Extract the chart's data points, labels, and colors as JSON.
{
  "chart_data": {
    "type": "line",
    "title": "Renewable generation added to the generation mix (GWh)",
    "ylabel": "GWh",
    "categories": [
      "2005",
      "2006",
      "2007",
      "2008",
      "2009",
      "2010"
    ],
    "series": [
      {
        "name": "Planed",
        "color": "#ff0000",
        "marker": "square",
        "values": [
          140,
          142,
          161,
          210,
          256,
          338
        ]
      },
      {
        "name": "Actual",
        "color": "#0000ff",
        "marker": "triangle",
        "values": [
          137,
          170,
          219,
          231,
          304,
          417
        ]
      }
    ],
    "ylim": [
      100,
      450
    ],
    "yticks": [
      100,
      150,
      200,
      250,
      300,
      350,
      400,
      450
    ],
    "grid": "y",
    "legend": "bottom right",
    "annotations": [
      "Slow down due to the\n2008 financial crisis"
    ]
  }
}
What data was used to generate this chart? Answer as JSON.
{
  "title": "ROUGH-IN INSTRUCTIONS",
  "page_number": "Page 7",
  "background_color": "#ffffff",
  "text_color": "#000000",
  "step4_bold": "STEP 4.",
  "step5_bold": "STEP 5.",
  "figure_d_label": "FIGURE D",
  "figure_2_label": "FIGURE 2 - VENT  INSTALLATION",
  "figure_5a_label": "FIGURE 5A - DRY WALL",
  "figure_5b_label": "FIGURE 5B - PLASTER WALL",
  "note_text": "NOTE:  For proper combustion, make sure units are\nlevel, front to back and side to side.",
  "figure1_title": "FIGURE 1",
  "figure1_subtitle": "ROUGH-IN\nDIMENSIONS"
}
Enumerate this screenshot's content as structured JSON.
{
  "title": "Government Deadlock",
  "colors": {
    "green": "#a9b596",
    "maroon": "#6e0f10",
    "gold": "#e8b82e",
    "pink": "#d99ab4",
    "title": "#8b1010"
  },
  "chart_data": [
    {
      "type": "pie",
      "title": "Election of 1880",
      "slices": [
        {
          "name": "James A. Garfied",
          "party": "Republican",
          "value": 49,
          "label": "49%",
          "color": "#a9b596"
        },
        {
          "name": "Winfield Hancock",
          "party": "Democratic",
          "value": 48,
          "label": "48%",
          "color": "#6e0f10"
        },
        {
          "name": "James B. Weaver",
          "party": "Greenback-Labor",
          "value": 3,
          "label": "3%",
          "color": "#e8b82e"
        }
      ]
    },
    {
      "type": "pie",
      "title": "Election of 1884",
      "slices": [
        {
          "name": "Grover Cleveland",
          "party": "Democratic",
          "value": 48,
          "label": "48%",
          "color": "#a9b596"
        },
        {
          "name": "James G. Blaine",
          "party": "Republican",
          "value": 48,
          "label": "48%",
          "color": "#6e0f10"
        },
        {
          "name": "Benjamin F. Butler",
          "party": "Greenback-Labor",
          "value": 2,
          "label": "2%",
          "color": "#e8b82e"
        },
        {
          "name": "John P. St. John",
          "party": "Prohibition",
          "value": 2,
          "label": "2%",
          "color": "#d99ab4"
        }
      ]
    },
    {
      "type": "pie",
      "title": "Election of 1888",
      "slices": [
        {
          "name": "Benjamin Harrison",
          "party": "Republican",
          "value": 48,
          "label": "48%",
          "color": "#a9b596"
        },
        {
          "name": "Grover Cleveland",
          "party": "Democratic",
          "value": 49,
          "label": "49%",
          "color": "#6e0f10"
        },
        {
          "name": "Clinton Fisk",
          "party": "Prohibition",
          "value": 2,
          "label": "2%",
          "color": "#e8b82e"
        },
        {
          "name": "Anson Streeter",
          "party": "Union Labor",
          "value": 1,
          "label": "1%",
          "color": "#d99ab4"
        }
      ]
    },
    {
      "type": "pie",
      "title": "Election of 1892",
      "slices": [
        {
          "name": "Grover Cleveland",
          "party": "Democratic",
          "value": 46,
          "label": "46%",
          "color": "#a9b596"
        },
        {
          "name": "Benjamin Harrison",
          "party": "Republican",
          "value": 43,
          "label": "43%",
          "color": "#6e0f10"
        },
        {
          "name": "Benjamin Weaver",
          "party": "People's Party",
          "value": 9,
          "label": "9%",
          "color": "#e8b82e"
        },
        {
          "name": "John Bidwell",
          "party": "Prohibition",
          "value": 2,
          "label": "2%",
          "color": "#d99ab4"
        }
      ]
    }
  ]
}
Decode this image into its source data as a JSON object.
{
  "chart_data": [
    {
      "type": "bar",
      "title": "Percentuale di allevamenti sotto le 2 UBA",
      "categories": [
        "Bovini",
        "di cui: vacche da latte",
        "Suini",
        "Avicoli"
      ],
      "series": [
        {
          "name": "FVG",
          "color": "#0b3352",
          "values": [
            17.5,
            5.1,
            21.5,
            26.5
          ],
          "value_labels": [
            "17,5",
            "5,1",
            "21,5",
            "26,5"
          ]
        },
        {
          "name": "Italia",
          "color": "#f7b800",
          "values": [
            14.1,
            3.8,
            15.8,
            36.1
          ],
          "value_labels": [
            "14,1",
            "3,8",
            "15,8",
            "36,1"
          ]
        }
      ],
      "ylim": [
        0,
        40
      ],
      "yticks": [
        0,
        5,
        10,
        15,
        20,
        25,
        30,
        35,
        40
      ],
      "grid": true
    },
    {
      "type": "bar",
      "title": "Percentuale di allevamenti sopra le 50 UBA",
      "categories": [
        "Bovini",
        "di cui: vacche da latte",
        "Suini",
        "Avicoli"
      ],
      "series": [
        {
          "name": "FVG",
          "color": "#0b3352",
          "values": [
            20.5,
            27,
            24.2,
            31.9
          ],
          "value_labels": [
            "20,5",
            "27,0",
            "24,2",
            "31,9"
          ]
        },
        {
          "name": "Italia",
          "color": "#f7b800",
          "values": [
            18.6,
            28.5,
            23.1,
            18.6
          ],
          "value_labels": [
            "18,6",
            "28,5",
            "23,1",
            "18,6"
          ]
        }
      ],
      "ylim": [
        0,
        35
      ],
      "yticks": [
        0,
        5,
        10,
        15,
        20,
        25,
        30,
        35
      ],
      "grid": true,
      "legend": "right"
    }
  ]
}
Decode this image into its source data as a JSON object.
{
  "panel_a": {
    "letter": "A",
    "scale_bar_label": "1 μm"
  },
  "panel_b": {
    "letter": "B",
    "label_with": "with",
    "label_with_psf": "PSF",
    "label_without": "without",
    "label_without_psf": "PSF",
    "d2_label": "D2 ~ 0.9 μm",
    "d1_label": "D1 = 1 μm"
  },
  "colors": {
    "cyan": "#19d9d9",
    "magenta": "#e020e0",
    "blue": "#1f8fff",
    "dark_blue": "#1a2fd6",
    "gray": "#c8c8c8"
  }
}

What to do >> Copy each line of the data exactly, leaving nothing out.

Solution >>
Extract the chart's data points, labels, and colors as JSON.
{
  "chart_data": {
    "type": "line",
    "title": "Renewable generation added to the generation mix (GWh)",
    "ylabel": "GWh",
    "categories": [
      "2005",
      "2006",
      "2007",
      "2008",
      "2009",
      "2010"
    ],
    "series": [
      {
        "name": "Planed",
        "color": "#ff0000",
        "marker": "square",
        "values": [
          140,
          142,
          161,
          210,
          256,
          338
        ]
      },
      {
        "name": "Actual",
        "color": "#0000ff",
        "marker": "triangle",
        "values": [
          137,
          170,
          219,
          231,
          304,
          417
        ]
      }
    ],
    "ylim": [
      100,
      450
    ],
    "yticks": [
      100,
      150,
      200,
      250,
      300,
      350,
      400,
      450
    ],
    "grid": "y",
    "legend": "bottom right",
    "annotations": [
      "Slow down due to the\n2008 financial crisis"
    ]
  }
}
What data was used to generate this chart? Answer as JSON.
{
  "title": "ROUGH-IN INSTRUCTIONS",
  "page_number": "Page 7",
  "background_color": "#ffffff",
  "text_color": "#000000",
  "step4_bold": "STEP 4.",
  "step5_bold": "STEP 5.",
  "figure_d_label": "FIGURE D",
  "figure_2_label": "FIGURE 2 - VENT  INSTALLATION",
  "figure_5a_label": "FIGURE 5A - DRY WALL",
  "figure_5b_label": "FIGURE 5B - PLASTER WALL",
  "note_text": "NOTE:  For proper combustion, make sure units are\nlevel, front to back and side to side.",
  "figure1_title": "FIGURE 1",
  "figure1_subtitle": "ROUGH-IN\nDIMENSIONS"
}
Enumerate this screenshot's content as structured JSON.
{
  "title": "Government Deadlock",
  "colors": {
    "green": "#a9b596",
    "maroon": "#6e0f10",
    "gold": "#e8b82e",
    "pink": "#d99ab4",
    "title": "#8b1010"
  },
  "chart_data": [
    {
      "type": "pie",
      "title": "Election of 1880",
      "slices": [
        {
          "name": "James A. Garfied",
          "party": "Republican",
          "value": 49,
          "label": "49%",
          "color": "#a9b596"
        },
        {
          "name": "Winfield Hancock",
          "party": "Democratic",
          "value": 48,
          "label": "48%",
          "color": "#6e0f10"
        },
        {
          "name": "James B. Weaver",
          "party": "Greenback-Labor",
          "value": 3,
          "label": "3%",
          "color": "#e8b82e"
        }
      ]
    },
    {
      "type": "pie",
      "title": "Election of 1884",
      "slices": [
        {
          "name": "Grover Cleveland",
          "party": "Democratic",
          "value": 48,
          "label": "48%",
          "color": "#a9b596"
        },
        {
          "name": "James G. Blaine",
          "party": "Republican",
          "value": 48,
          "label": "48%",
          "color": "#6e0f10"
        },
        {
          "name": "Benjamin F. Butler",
          "party": "Greenback-Labor",
          "value": 2,
          "label": "2%",
          "color": "#e8b82e"
        },
        {
          "name": "John P. St. John",
          "party": "Prohibition",
          "value": 2,
          "label": "2%",
          "color": "#d99ab4"
        }
      ]
    },
    {
      "type": "pie",
      "title": "Election of 1888",
      "slices": [
        {
          "name": "Benjamin Harrison",
          "party": "Republican",
          "value": 48,
          "label": "48%",
          "color": "#a9b596"
        },
        {
          "name": "Grover Cleveland",
          "party": "Democratic",
          "value": 49,
          "label": "49%",
          "color": "#6e0f10"
        },
        {
          "name": "Clinton Fisk",
          "party": "Prohibition",
          "value": 2,
          "label": "2%",
          "color": "#e8b82e"
        },
        {
          "name": "Anson Streeter",
          "party": "Union Labor",
          "value": 1,
          "label": "1%",
          "color": "#d99ab4"
        }
      ]
    },
    {
      "type": "pie",
      "title": "Election of 1892",
      "slices": [
        {
          "name": "Grover Cleveland",
          "party": "Democratic",
          "value": 46,
          "label": "46%",
          "color": "#a9b596"
        },
        {
          "name": "Benjamin Harrison",
          "party": "Republican",
          "value": 43,
          "label": "43%",
          "color": "#6e0f10"
        },
        {
          "name": "Benjamin Weaver",
          "party": "People's Party",
          "value": 9,
          "label": "9%",
          "color": "#e8b82e"
        },
        {
          "name": "John Bidwell",
          "party": "Prohibition",
          "value": 2,
          "label": "2%",
          "color": "#d99ab4"
        }
      ]
    }
  ]
}
Decode this image into its source data as a JSON object.
{
  "chart_data": [
    {
      "type": "bar",
      "title": "Percentuale di allevamenti sotto le 2 UBA",
      "categories": [
        "Bovini",
        "di cui: vacche da latte",
        "Suini",
        "Avicoli"
      ],
      "series": [
        {
          "name": "FVG",
          "color": "#0b3352",
          "values": [
            17.5,
            5.1,
            21.5,
            26.5
          ],
          "value_labels": [
            "17,5",
            "5,1",
            "21,5",
            "26,5"
          ]
        },
        {
          "name": "Italia",
          "color": "#f7b800",
          "values": [
            14.1,
            3.8,
            15.8,
            36.1
          ],
          "value_labels": [
            "14,1",
            "3,8",
            "15,8",
            "36,1"
          ]
        }
      ],
      "ylim": [
        0,
        40
      ],
      "yticks": [
        0,
        5,
        10,
        15,
        20,
        25,
        30,
        35,
        40
      ],
      "grid": true
    },
    {
      "type": "bar",
      "title": "Percentuale di allevamenti sopra le 50 UBA",
      "categories": [
        "Bovini",
        "di cui: vacche da latte",
        "Suini",
        "Avicoli"
      ],
      "series": [
        {
          "name": "FVG",
          "color": "#0b3352",
          "values": [
            20.5,
            27,
            24.2,
            31.9
          ],
          "value_labels": [
            "20,5",
            "27,0",
            "24,2",
            "31,9"
          ]
        },
        {
          "name": "Italia",
          "color": "#f7b800",
          "values": [
            18.6,
            28.5,
            23.1,
            18.6
          ],
          "value_labels": [
            "18,6",
            "28,5",
            "23,1",
            "18,6"
          ]
        }
      ],
      "ylim": [
        0,
        35
      ],
      "yticks": [
        0,
        5,
        10,
        15,
        20,
        25,
        30,
        35
      ],
      "grid": true,
      "legend": "right"
    }
  ]
}
Decode this image into its source data as a JSON object.
{
  "panel_a": {
    "letter": "A",
    "scale_bar_label": "1 μm"
  },
  "panel_b": {
    "letter": "B",
    "label_with": "with",
    "label_with_psf": "PSF",
    "label_without": "without",
    "label_without_psf": "PSF",
    "d2_label": "D2 ~ 0.9 μm",
    "d1_label": "D1 = 1 μm"
  },
  "colors": {
    "cyan": "#19d9d9",
    "magenta": "#e020e0",
    "blue": "#1f8fff",
    "dark_blue": "#1a2fd6",
    "gray": "#c8c8c8"
  }
}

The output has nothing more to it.